_The problem_:
Output the material below in its entirety, exactly as given.

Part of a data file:
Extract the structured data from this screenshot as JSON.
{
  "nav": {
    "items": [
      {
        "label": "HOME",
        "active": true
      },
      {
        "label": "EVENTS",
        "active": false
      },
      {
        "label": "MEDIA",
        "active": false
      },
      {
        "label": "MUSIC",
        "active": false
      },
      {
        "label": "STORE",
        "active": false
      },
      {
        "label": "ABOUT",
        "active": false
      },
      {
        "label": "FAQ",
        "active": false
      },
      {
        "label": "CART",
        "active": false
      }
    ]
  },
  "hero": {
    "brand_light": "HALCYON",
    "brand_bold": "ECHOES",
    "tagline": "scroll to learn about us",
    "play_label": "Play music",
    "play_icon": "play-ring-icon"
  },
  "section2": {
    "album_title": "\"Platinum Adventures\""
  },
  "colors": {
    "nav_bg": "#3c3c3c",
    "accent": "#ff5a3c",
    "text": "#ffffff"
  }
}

_Written solution_:
Extract the structured data from this screenshot as JSON.
{
  "nav": {
    "items": [
      {
        "label": "HOME",
        "active": true
      },
      {
        "label": "EVENTS",
        "active": false
      },
      {
        "label": "MEDIA",
        "active": false
      },
      {
        "label": "MUSIC",
        "active": false
      },
      {
        "label": "STORE",
        "active": false
      },
      {
        "label": "ABOUT",
        "active": false
      },
      {
        "label": "FAQ",
        "active": false
      },
      {
        "label": "CART",
        "active": false
      }
    ]
  },
  "hero": {
    "brand_light": "HALCYON",
    "brand_bold": "ECHOES",
    "tagline": "scroll to learn about us",
    "play_label": "Play music",
    "play_icon": "play-ring-icon"
  },
  "section2": {
    "album_title": "\"Platinum Adventures\""
  },
  "colors": {
    "nav_bg": "#3c3c3c",
    "accent": "#ff5a3c",
    "text": "#ffffff"
  }
}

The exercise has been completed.